## start Data shown

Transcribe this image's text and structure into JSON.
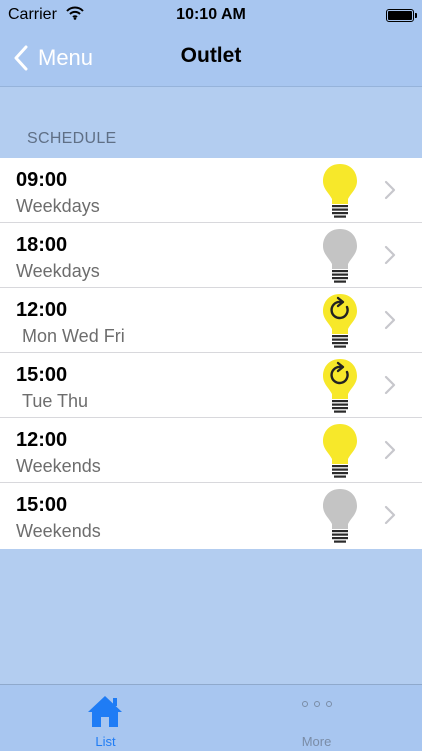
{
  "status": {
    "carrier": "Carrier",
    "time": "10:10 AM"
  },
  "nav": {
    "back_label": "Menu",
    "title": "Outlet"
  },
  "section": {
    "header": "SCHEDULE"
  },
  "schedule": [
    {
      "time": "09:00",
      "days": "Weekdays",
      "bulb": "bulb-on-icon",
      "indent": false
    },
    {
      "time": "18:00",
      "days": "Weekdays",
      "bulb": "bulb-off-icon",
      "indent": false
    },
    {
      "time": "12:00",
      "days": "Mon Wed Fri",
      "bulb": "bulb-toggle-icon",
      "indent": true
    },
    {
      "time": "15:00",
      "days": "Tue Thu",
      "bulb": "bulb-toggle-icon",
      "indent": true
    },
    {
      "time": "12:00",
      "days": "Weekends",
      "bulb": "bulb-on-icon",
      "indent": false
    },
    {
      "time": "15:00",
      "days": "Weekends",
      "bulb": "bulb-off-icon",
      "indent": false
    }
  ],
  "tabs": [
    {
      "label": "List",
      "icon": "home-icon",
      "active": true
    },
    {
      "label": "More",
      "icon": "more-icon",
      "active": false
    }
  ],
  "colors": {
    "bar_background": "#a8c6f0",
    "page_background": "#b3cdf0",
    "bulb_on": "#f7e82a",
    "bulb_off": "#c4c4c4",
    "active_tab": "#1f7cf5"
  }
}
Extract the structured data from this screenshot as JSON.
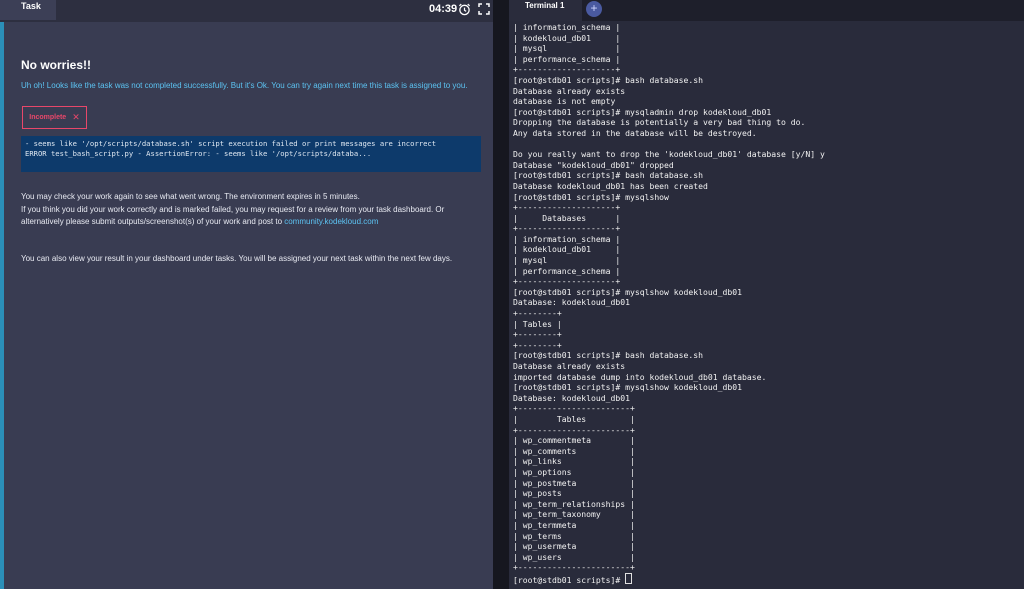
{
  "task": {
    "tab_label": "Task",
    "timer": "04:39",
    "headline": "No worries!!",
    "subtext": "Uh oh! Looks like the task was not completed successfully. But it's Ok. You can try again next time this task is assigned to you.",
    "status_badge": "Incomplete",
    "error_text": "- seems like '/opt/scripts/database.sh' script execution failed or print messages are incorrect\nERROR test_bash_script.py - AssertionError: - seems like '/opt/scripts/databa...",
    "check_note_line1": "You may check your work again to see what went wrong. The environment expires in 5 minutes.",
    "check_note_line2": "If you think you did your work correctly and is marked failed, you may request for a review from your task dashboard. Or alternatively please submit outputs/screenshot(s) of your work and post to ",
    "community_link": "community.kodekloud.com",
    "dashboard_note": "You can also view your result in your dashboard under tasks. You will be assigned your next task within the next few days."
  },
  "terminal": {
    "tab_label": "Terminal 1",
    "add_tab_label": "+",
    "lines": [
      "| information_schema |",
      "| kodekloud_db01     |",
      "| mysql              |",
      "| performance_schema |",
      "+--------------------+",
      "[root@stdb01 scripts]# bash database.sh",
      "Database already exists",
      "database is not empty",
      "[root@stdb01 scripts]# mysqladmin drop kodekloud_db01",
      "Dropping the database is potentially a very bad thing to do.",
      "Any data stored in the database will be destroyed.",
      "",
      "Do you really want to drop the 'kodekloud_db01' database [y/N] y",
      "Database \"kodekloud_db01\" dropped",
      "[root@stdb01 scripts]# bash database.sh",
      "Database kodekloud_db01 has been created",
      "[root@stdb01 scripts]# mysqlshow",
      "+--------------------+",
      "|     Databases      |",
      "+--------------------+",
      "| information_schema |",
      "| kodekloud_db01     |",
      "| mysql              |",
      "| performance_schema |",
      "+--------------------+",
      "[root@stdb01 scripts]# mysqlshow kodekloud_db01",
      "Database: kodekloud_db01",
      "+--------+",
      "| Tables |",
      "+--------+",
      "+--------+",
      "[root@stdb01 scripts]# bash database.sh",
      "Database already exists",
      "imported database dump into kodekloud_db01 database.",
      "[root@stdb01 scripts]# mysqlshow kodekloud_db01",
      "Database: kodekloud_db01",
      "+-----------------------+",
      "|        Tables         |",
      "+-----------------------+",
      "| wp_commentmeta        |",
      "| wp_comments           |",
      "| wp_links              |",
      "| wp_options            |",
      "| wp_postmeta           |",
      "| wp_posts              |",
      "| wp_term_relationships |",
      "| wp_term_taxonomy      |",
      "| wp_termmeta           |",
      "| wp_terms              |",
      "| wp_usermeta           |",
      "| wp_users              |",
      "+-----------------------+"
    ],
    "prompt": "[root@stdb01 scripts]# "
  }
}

## end Data shown
## start Data shown

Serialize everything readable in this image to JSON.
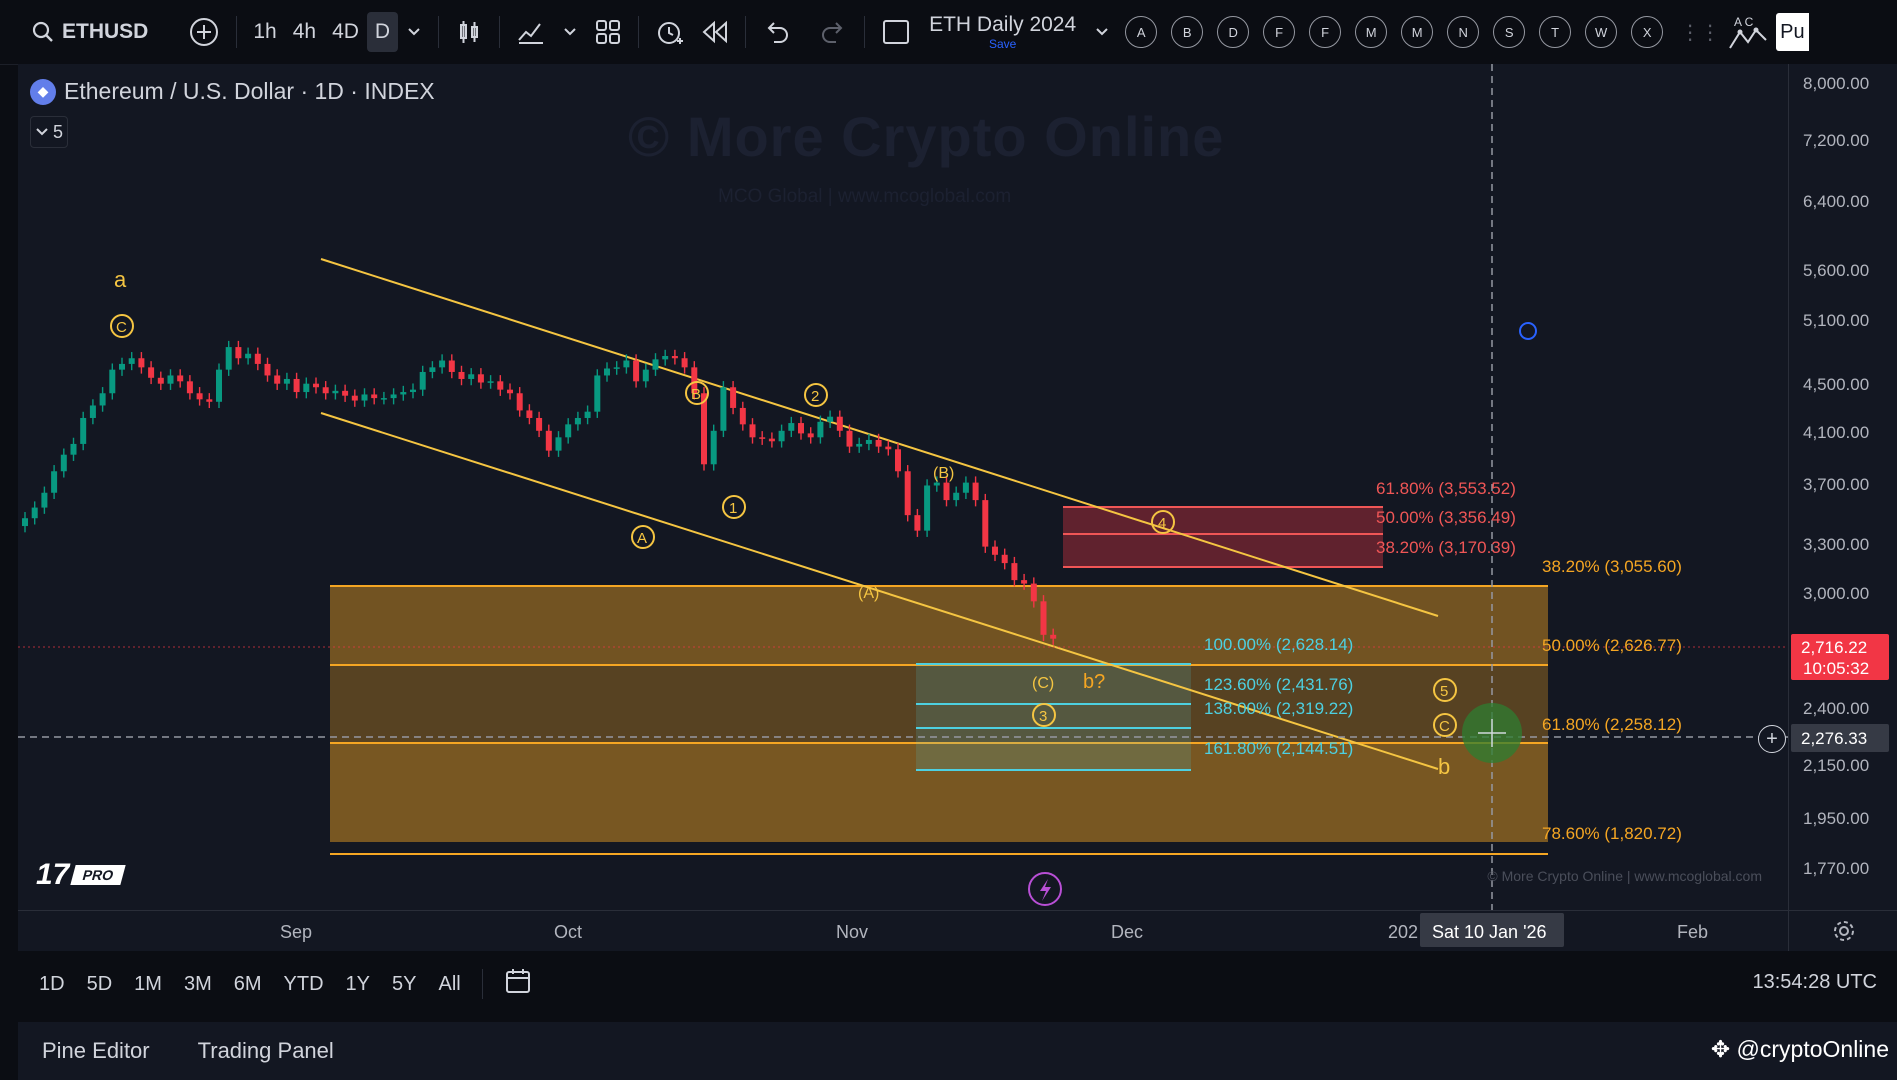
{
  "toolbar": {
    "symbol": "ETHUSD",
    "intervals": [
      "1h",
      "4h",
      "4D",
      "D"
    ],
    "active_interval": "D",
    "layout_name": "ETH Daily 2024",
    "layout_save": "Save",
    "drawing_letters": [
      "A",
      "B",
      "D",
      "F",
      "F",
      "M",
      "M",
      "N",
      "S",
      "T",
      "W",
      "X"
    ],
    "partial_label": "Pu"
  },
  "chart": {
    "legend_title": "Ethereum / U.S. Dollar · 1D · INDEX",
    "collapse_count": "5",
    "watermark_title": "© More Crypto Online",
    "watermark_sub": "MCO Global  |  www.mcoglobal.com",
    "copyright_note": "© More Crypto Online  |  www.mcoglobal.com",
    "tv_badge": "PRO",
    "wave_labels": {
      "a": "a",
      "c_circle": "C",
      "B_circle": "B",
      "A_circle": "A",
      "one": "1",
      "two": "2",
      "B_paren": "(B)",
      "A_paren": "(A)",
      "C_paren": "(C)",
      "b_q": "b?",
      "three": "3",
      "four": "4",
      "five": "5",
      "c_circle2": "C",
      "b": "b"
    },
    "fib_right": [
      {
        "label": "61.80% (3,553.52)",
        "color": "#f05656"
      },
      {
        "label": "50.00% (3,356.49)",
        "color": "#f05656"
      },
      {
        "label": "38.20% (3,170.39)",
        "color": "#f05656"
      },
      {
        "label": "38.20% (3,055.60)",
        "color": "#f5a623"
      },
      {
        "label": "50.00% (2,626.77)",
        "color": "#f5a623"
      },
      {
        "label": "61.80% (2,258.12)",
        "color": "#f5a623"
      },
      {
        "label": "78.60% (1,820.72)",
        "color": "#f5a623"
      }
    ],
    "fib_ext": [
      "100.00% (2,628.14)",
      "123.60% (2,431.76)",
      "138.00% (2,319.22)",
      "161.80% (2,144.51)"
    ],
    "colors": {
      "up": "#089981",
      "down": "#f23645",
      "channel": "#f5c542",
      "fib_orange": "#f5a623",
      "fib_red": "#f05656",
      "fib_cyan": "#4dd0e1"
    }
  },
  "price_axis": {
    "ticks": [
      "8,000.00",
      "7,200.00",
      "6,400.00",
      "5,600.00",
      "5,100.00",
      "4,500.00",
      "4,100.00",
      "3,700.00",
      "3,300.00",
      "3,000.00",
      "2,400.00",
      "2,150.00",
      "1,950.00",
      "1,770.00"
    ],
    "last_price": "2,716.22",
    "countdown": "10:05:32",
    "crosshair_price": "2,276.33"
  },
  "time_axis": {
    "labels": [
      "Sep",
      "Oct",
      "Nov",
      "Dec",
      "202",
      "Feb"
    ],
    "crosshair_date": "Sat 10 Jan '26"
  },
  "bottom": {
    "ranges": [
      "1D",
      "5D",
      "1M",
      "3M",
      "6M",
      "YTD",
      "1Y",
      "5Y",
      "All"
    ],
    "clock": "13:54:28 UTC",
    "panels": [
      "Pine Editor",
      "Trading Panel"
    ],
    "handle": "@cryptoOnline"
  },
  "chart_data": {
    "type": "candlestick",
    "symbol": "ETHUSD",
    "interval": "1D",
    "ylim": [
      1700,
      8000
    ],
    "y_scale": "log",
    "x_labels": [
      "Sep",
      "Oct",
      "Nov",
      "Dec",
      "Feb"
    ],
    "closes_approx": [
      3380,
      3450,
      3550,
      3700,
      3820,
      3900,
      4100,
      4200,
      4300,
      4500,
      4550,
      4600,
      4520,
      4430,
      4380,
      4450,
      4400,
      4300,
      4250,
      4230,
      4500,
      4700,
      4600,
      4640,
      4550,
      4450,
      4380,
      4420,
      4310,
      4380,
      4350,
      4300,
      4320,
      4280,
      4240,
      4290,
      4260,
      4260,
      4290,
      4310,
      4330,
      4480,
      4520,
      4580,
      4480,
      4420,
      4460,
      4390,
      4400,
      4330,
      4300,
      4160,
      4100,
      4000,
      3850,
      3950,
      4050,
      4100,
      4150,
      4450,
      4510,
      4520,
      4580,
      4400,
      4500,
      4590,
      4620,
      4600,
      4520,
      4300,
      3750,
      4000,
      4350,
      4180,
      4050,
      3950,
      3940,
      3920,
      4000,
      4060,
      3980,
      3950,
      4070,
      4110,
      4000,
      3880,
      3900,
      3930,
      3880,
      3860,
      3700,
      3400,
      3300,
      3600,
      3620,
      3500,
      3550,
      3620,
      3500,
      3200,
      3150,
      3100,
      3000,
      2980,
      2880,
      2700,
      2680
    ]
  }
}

## end Data shown
## start Data shown

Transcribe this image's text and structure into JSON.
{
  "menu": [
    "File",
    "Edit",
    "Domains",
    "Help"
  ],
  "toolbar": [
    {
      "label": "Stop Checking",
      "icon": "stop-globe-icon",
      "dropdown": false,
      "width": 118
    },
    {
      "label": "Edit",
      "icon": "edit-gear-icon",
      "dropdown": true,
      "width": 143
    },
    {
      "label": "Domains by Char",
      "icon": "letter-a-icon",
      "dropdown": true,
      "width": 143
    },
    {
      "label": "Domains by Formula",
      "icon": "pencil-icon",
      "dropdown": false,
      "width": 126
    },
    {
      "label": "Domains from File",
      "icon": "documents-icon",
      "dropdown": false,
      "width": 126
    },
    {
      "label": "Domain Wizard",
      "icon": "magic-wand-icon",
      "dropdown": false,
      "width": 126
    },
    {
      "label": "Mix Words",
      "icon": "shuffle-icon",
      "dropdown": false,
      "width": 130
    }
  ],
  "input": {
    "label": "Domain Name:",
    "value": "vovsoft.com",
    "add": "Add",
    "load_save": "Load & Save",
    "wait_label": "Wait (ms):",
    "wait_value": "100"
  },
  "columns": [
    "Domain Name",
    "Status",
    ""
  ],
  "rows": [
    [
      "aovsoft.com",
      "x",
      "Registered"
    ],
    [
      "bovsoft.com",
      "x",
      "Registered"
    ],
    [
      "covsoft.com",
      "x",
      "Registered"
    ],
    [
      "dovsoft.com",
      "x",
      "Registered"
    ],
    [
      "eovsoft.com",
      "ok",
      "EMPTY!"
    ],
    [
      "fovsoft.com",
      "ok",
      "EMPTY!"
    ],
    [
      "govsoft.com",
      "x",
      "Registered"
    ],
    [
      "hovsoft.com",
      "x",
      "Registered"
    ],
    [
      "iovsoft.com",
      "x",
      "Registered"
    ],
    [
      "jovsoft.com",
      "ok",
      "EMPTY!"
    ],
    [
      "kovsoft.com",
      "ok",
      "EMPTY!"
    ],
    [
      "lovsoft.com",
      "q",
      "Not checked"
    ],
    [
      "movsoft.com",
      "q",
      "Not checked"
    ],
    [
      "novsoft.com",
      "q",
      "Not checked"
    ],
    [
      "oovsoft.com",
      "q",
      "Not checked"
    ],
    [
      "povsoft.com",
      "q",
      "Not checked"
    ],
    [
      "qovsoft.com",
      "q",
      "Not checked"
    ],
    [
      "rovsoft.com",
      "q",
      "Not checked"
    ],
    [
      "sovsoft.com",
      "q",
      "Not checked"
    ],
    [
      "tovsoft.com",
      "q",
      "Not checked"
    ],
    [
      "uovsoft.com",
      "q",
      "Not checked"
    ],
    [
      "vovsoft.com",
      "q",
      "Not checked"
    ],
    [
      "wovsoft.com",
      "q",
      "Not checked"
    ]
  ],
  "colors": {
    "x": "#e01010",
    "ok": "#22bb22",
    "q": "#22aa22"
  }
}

## end Data shown

● Prompt: List every line above that holds the word "failed".

● Expected output:
    "error_text": "- seems like '/opt/scripts/database.sh' script execution failed or print messages are incorrect\nERROR test_bash_script.py - AssertionError: - seems like '/opt/scripts/databa...",
    "check_note_line2": "If you think you did your work correctly and is marked failed, you may request for a review from your task dashboard. Or alternatively please submit outputs/screenshot(s) of your work and post to ",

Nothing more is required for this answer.